***** RAW RECORDS *****

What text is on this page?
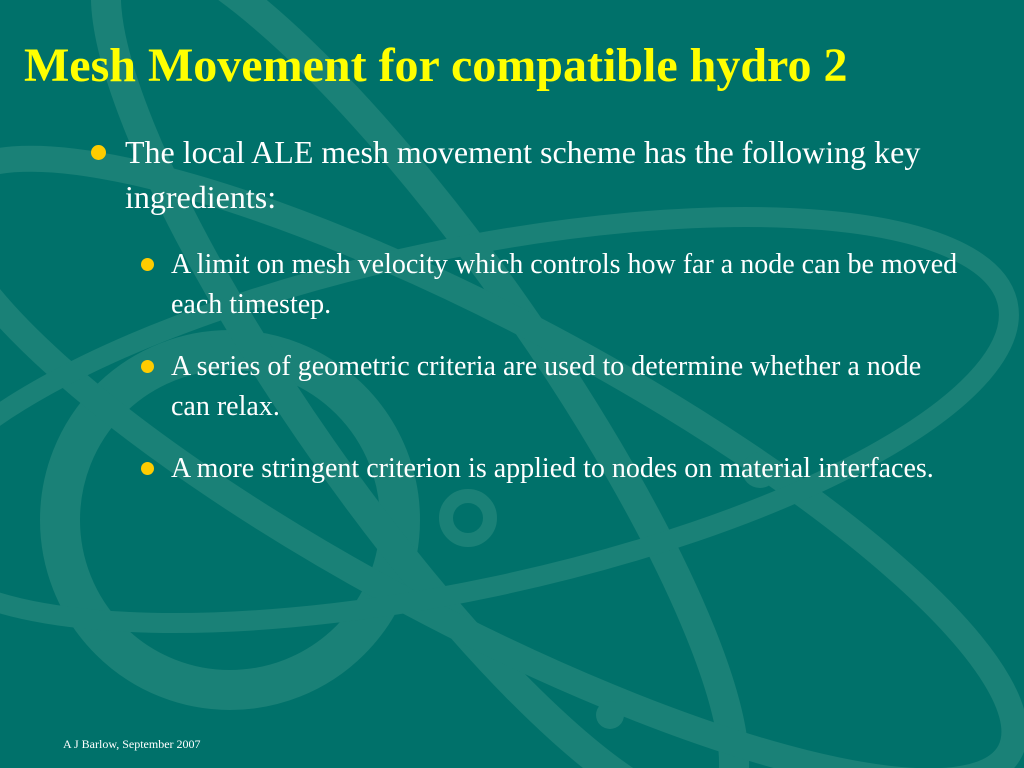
Mesh Movement for compatible hydro 2
The local ALE mesh movement scheme has the following key ingredients:
A limit on mesh velocity which controls how far a node can be moved each timestep.
A series of geometric criteria are used to determine whether a node can relax.
A more stringent criterion is applied to nodes on material interfaces.
A J Barlow, September 2007
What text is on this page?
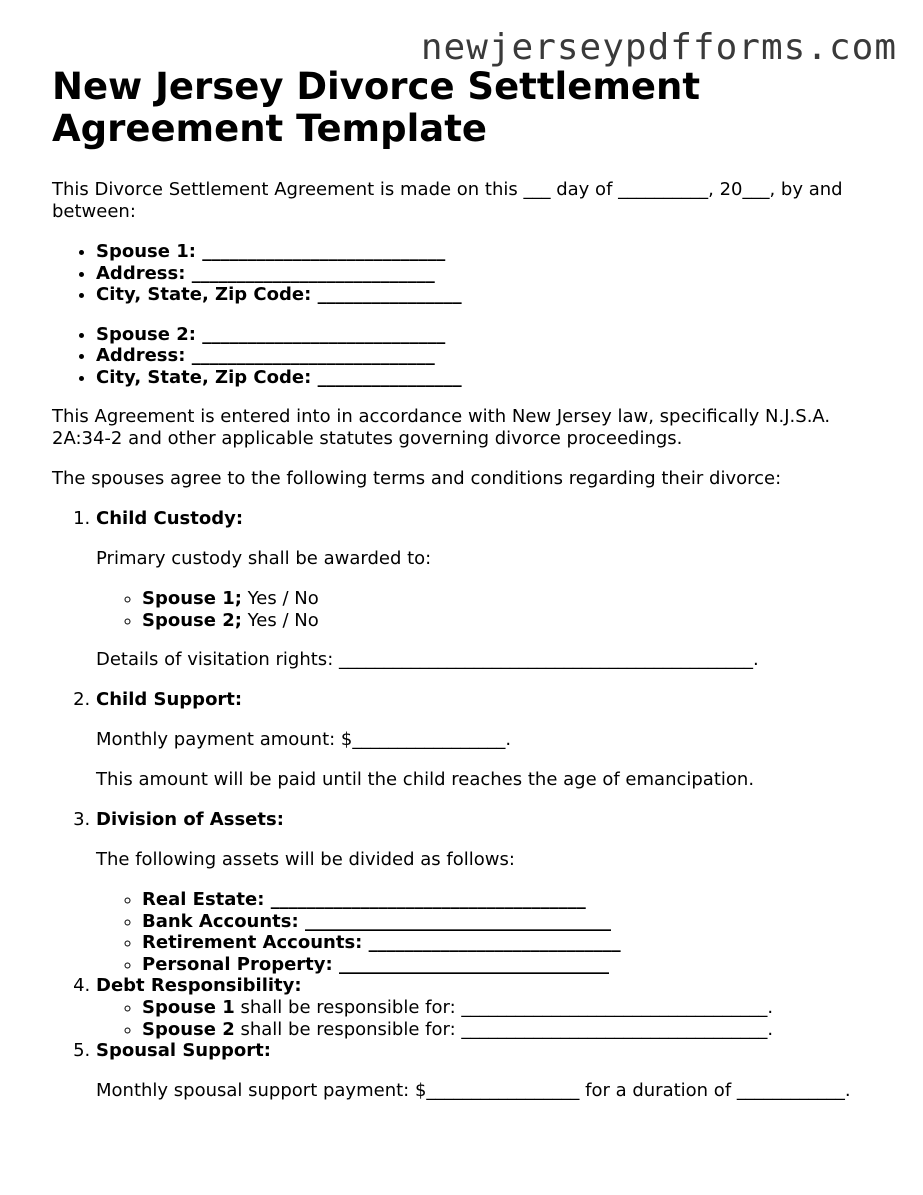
newjerseypdfforms.com
New Jersey Divorce Settlement Agreement Template

This Divorce Settlement Agreement is made on this ___ day of __________, 20___, by and between:

• Spouse 1: ___________________________
• Address: ___________________________
• City, State, Zip Code: ________________
• Spouse 2: ___________________________
• Address: ___________________________
• City, State, Zip Code: ________________

This Agreement is entered into in accordance with New Jersey law, specifically N.J.S.A. 2A:34-2 and other applicable statutes governing divorce proceedings.

The spouses agree to the following terms and conditions regarding their divorce:

1. Child Custody:

Primary custody shall be awarded to:

◦ Spouse 1; Yes / No
◦ Spouse 2; Yes / No

Details of visitation rights: ______________________________________________.

2. Child Support:

Monthly payment amount: $_________________.

This amount will be paid until the child reaches the age of emancipation.

3. Division of Assets:

The following assets will be divided as follows:

◦ Real Estate: ___________________________________
◦ Bank Accounts: __________________________________
◦ Retirement Accounts: ____________________________
◦ Personal Property: ______________________________
4. Debt Responsibility:
◦ Spouse 1 shall be responsible for: __________________________________.
◦ Spouse 2 shall be responsible for: __________________________________.
5. Spousal Support:

Monthly spousal support payment: $_________________ for a duration of ____________.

*****

▶ STATED GOAL:
Keep only the lines that hold the string "payment", and copy them out.

▶ REPLY TO THE EXERCISE:
Monthly payment amount: $_________________.
Monthly spousal support payment: $_________________ for a duration of ____________.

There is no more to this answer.